* **SHORT TASK**
Write out every entry exactly as given, but omit the pictures.

(Data records)
* begin *

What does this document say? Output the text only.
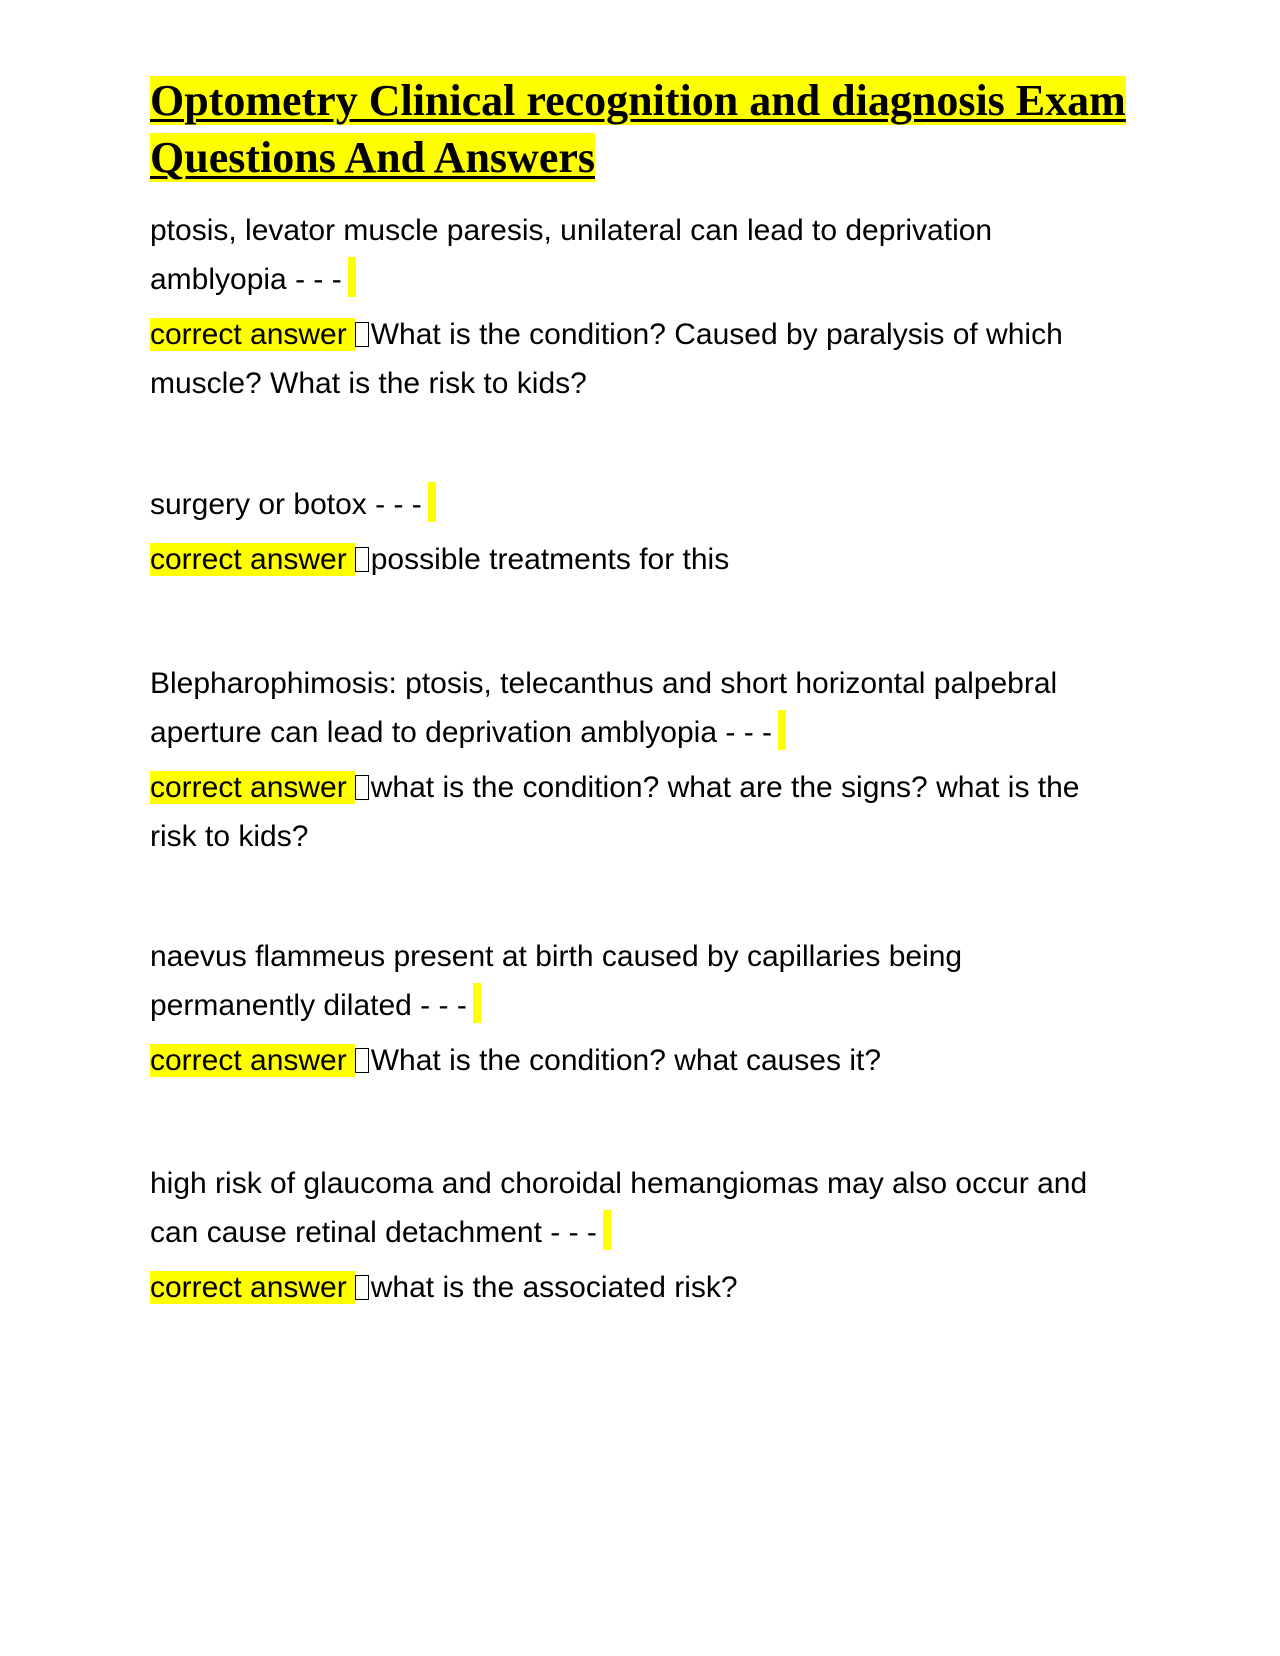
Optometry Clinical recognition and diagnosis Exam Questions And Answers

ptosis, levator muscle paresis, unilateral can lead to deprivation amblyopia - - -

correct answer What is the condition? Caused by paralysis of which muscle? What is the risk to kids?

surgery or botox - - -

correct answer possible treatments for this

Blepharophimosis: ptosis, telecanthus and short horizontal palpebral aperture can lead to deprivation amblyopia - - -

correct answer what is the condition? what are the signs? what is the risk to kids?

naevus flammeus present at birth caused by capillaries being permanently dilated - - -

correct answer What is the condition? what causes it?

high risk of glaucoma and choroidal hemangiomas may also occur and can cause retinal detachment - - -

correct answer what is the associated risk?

* end *

* **WRITTEN SOLUTION**
What does this document say? Output the text only.
Optometry Clinical recognition and diagnosis Exam Questions And Answers

ptosis, levator muscle paresis, unilateral can lead to deprivation amblyopia - - -

correct answer What is the condition? Caused by paralysis of which muscle? What is the risk to kids?

surgery or botox - - -

correct answer possible treatments for this

Blepharophimosis: ptosis, telecanthus and short horizontal palpebral aperture can lead to deprivation amblyopia - - -

correct answer what is the condition? what are the signs? what is the risk to kids?

naevus flammeus present at birth caused by capillaries being permanently dilated - - -

correct answer What is the condition? what causes it?

high risk of glaucoma and choroidal hemangiomas may also occur and can cause retinal detachment - - -

correct answer what is the associated risk?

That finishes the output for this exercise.